*Task to carry out*. Give the listing again in full, exactly as written.

*Input data*.
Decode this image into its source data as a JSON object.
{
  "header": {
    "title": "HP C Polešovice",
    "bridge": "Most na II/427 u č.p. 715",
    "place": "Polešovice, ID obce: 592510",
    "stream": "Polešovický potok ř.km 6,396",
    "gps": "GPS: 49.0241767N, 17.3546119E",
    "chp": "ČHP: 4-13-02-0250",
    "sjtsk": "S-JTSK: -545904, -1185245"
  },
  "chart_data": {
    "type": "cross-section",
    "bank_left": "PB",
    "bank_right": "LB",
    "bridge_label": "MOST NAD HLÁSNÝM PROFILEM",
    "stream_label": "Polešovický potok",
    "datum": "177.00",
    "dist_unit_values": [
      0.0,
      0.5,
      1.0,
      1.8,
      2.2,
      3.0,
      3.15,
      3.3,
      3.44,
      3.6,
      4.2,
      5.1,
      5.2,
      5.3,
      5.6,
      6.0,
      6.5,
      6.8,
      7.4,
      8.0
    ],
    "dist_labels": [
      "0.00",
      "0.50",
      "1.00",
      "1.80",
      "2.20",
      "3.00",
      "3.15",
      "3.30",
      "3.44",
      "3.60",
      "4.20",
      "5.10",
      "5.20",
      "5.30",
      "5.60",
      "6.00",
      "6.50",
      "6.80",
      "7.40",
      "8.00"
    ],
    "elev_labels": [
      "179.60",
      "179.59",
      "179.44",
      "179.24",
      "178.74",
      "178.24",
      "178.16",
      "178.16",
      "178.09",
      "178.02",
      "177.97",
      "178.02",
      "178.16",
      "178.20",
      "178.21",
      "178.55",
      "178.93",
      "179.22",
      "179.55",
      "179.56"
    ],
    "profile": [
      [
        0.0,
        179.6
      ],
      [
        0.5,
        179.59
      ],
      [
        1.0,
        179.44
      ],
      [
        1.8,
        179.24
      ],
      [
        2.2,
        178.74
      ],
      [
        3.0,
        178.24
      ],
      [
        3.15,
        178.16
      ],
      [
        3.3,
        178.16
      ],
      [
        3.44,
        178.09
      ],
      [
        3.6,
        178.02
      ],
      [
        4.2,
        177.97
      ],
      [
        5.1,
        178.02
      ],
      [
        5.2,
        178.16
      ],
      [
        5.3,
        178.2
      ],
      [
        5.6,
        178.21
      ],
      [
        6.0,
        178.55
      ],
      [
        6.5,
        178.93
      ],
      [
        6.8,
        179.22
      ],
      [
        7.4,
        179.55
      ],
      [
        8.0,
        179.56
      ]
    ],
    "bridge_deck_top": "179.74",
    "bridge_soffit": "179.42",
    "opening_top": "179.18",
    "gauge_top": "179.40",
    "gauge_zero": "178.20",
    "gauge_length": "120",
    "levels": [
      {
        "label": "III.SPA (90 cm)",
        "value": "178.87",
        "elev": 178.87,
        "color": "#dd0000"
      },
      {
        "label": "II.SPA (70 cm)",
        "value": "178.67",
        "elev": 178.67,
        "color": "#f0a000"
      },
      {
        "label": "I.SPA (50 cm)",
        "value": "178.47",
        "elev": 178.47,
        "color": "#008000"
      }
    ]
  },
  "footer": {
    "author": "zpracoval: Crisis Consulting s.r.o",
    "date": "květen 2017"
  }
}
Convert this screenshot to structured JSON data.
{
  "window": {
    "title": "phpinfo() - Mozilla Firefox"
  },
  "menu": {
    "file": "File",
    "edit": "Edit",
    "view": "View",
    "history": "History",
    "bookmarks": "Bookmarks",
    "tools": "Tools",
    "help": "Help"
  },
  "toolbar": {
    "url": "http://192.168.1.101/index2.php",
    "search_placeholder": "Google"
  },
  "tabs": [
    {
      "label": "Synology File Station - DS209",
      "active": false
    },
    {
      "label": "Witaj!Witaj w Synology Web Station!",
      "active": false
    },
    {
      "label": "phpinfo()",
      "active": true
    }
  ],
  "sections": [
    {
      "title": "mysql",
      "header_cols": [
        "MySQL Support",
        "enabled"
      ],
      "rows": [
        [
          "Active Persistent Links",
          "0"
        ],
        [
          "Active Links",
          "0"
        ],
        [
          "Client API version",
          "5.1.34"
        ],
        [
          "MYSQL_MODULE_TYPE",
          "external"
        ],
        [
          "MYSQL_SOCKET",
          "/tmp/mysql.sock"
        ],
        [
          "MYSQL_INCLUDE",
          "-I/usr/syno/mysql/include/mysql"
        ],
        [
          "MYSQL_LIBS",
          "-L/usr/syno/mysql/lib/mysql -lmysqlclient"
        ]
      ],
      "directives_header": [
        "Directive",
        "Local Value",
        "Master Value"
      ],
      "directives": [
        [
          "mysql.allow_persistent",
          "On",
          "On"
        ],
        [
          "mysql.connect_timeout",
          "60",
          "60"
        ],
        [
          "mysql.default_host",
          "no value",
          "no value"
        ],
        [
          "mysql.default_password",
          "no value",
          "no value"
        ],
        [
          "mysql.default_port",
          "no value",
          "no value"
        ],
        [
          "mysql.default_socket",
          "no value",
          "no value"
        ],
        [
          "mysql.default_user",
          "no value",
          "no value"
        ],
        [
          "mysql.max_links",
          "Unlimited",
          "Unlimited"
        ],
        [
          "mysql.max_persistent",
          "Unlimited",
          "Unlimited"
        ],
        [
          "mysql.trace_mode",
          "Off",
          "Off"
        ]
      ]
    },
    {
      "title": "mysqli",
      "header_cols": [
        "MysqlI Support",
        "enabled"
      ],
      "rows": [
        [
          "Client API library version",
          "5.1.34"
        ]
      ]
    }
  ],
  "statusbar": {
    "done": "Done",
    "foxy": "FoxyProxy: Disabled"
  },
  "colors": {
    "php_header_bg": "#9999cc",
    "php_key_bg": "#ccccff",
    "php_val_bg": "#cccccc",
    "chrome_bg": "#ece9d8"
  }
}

*Response to the task*.
Decode this image into its source data as a JSON object.
{
  "header": {
    "title": "HP C Polešovice",
    "bridge": "Most na II/427 u č.p. 715",
    "place": "Polešovice, ID obce: 592510",
    "stream": "Polešovický potok ř.km 6,396",
    "gps": "GPS: 49.0241767N, 17.3546119E",
    "chp": "ČHP: 4-13-02-0250",
    "sjtsk": "S-JTSK: -545904, -1185245"
  },
  "chart_data": {
    "type": "cross-section",
    "bank_left": "PB",
    "bank_right": "LB",
    "bridge_label": "MOST NAD HLÁSNÝM PROFILEM",
    "stream_label": "Polešovický potok",
    "datum": "177.00",
    "dist_unit_values": [
      0.0,
      0.5,
      1.0,
      1.8,
      2.2,
      3.0,
      3.15,
      3.3,
      3.44,
      3.6,
      4.2,
      5.1,
      5.2,
      5.3,
      5.6,
      6.0,
      6.5,
      6.8,
      7.4,
      8.0
    ],
    "dist_labels": [
      "0.00",
      "0.50",
      "1.00",
      "1.80",
      "2.20",
      "3.00",
      "3.15",
      "3.30",
      "3.44",
      "3.60",
      "4.20",
      "5.10",
      "5.20",
      "5.30",
      "5.60",
      "6.00",
      "6.50",
      "6.80",
      "7.40",
      "8.00"
    ],
    "elev_labels": [
      "179.60",
      "179.59",
      "179.44",
      "179.24",
      "178.74",
      "178.24",
      "178.16",
      "178.16",
      "178.09",
      "178.02",
      "177.97",
      "178.02",
      "178.16",
      "178.20",
      "178.21",
      "178.55",
      "178.93",
      "179.22",
      "179.55",
      "179.56"
    ],
    "profile": [
      [
        0.0,
        179.6
      ],
      [
        0.5,
        179.59
      ],
      [
        1.0,
        179.44
      ],
      [
        1.8,
        179.24
      ],
      [
        2.2,
        178.74
      ],
      [
        3.0,
        178.24
      ],
      [
        3.15,
        178.16
      ],
      [
        3.3,
        178.16
      ],
      [
        3.44,
        178.09
      ],
      [
        3.6,
        178.02
      ],
      [
        4.2,
        177.97
      ],
      [
        5.1,
        178.02
      ],
      [
        5.2,
        178.16
      ],
      [
        5.3,
        178.2
      ],
      [
        5.6,
        178.21
      ],
      [
        6.0,
        178.55
      ],
      [
        6.5,
        178.93
      ],
      [
        6.8,
        179.22
      ],
      [
        7.4,
        179.55
      ],
      [
        8.0,
        179.56
      ]
    ],
    "bridge_deck_top": "179.74",
    "bridge_soffit": "179.42",
    "opening_top": "179.18",
    "gauge_top": "179.40",
    "gauge_zero": "178.20",
    "gauge_length": "120",
    "levels": [
      {
        "label": "III.SPA (90 cm)",
        "value": "178.87",
        "elev": 178.87,
        "color": "#dd0000"
      },
      {
        "label": "II.SPA (70 cm)",
        "value": "178.67",
        "elev": 178.67,
        "color": "#f0a000"
      },
      {
        "label": "I.SPA (50 cm)",
        "value": "178.47",
        "elev": 178.47,
        "color": "#008000"
      }
    ]
  },
  "footer": {
    "author": "zpracoval: Crisis Consulting s.r.o",
    "date": "květen 2017"
  }
}
Convert this screenshot to structured JSON data.
{
  "window": {
    "title": "phpinfo() - Mozilla Firefox"
  },
  "menu": {
    "file": "File",
    "edit": "Edit",
    "view": "View",
    "history": "History",
    "bookmarks": "Bookmarks",
    "tools": "Tools",
    "help": "Help"
  },
  "toolbar": {
    "url": "http://192.168.1.101/index2.php",
    "search_placeholder": "Google"
  },
  "tabs": [
    {
      "label": "Synology File Station - DS209",
      "active": false
    },
    {
      "label": "Witaj!Witaj w Synology Web Station!",
      "active": false
    },
    {
      "label": "phpinfo()",
      "active": true
    }
  ],
  "sections": [
    {
      "title": "mysql",
      "header_cols": [
        "MySQL Support",
        "enabled"
      ],
      "rows": [
        [
          "Active Persistent Links",
          "0"
        ],
        [
          "Active Links",
          "0"
        ],
        [
          "Client API version",
          "5.1.34"
        ],
        [
          "MYSQL_MODULE_TYPE",
          "external"
        ],
        [
          "MYSQL_SOCKET",
          "/tmp/mysql.sock"
        ],
        [
          "MYSQL_INCLUDE",
          "-I/usr/syno/mysql/include/mysql"
        ],
        [
          "MYSQL_LIBS",
          "-L/usr/syno/mysql/lib/mysql -lmysqlclient"
        ]
      ],
      "directives_header": [
        "Directive",
        "Local Value",
        "Master Value"
      ],
      "directives": [
        [
          "mysql.allow_persistent",
          "On",
          "On"
        ],
        [
          "mysql.connect_timeout",
          "60",
          "60"
        ],
        [
          "mysql.default_host",
          "no value",
          "no value"
        ],
        [
          "mysql.default_password",
          "no value",
          "no value"
        ],
        [
          "mysql.default_port",
          "no value",
          "no value"
        ],
        [
          "mysql.default_socket",
          "no value",
          "no value"
        ],
        [
          "mysql.default_user",
          "no value",
          "no value"
        ],
        [
          "mysql.max_links",
          "Unlimited",
          "Unlimited"
        ],
        [
          "mysql.max_persistent",
          "Unlimited",
          "Unlimited"
        ],
        [
          "mysql.trace_mode",
          "Off",
          "Off"
        ]
      ]
    },
    {
      "title": "mysqli",
      "header_cols": [
        "MysqlI Support",
        "enabled"
      ],
      "rows": [
        [
          "Client API library version",
          "5.1.34"
        ]
      ]
    }
  ],
  "statusbar": {
    "done": "Done",
    "foxy": "FoxyProxy: Disabled"
  },
  "colors": {
    "php_header_bg": "#9999cc",
    "php_key_bg": "#ccccff",
    "php_val_bg": "#cccccc",
    "chrome_bg": "#ece9d8"
  }
}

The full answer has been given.